Prompt: Print each entry below precisely as shown.

Material provided:
○ ○ ○ ○

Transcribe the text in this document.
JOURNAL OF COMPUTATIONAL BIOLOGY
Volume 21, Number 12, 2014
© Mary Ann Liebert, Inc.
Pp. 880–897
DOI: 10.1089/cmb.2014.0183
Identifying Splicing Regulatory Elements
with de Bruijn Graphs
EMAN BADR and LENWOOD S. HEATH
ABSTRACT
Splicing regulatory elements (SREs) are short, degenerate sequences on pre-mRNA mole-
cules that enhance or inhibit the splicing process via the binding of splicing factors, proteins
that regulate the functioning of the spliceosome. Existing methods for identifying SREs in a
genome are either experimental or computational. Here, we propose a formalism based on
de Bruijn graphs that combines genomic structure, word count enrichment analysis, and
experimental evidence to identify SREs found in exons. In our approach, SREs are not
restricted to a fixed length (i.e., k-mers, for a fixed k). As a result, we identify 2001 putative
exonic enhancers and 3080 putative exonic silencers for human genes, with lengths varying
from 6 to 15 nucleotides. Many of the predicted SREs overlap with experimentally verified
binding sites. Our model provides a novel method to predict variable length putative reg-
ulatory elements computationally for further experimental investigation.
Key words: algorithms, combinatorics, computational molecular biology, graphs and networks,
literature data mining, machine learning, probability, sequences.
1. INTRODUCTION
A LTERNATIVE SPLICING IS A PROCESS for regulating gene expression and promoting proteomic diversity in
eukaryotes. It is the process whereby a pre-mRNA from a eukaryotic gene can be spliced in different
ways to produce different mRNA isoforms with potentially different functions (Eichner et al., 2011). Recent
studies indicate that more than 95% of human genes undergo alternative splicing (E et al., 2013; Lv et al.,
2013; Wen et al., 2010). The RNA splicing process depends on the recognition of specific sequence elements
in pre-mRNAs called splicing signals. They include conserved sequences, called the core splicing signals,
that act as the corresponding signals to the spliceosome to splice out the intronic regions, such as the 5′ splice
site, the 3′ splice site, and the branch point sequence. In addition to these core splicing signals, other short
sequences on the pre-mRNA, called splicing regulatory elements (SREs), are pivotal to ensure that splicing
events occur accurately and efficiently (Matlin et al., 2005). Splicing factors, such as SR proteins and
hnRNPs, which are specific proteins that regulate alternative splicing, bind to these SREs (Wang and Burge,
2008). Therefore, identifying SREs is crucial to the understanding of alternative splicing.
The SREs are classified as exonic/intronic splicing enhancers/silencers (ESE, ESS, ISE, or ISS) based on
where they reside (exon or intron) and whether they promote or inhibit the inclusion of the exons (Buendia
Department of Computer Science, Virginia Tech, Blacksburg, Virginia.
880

○ ○ ○ ○

Your response:
Transcribe the text in this document.
JOURNAL OF COMPUTATIONAL BIOLOGY
Volume 21, Number 12, 2014
© Mary Ann Liebert, Inc.
Pp. 880–897
DOI: 10.1089/cmb.2014.0183
Identifying Splicing Regulatory Elements
with de Bruijn Graphs
EMAN BADR and LENWOOD S. HEATH
ABSTRACT
Splicing regulatory elements (SREs) are short, degenerate sequences on pre-mRNA mole-
cules that enhance or inhibit the splicing process via the binding of splicing factors, proteins
that regulate the functioning of the spliceosome. Existing methods for identifying SREs in a
genome are either experimental or computational. Here, we propose a formalism based on
de Bruijn graphs that combines genomic structure, word count enrichment analysis, and
experimental evidence to identify SREs found in exons. In our approach, SREs are not
restricted to a fixed length (i.e., k-mers, for a fixed k). As a result, we identify 2001 putative
exonic enhancers and 3080 putative exonic silencers for human genes, with lengths varying
from 6 to 15 nucleotides. Many of the predicted SREs overlap with experimentally verified
binding sites. Our model provides a novel method to predict variable length putative reg-
ulatory elements computationally for further experimental investigation.
Key words: algorithms, combinatorics, computational molecular biology, graphs and networks,
literature data mining, machine learning, probability, sequences.
1. INTRODUCTION
A LTERNATIVE SPLICING IS A PROCESS for regulating gene expression and promoting proteomic diversity in
eukaryotes. It is the process whereby a pre-mRNA from a eukaryotic gene can be spliced in different
ways to produce different mRNA isoforms with potentially different functions (Eichner et al., 2011). Recent
studies indicate that more than 95% of human genes undergo alternative splicing (E et al., 2013; Lv et al.,
2013; Wen et al., 2010). The RNA splicing process depends on the recognition of specific sequence elements
in pre-mRNAs called splicing signals. They include conserved sequences, called the core splicing signals,
that act as the corresponding signals to the spliceosome to splice out the intronic regions, such as the 5′ splice
site, the 3′ splice site, and the branch point sequence. In addition to these core splicing signals, other short
sequences on the pre-mRNA, called splicing regulatory elements (SREs), are pivotal to ensure that splicing
events occur accurately and efficiently (Matlin et al., 2005). Splicing factors, such as SR proteins and
hnRNPs, which are specific proteins that regulate alternative splicing, bind to these SREs (Wang and Burge,
2008). Therefore, identifying SREs is crucial to the understanding of alternative splicing.
The SREs are classified as exonic/intronic splicing enhancers/silencers (ESE, ESS, ISE, or ISS) based on
where they reside (exon or intron) and whether they promote or inhibit the inclusion of the exons (Buendia
Department of Computer Science, Virginia Tech, Blacksburg, Virginia.
880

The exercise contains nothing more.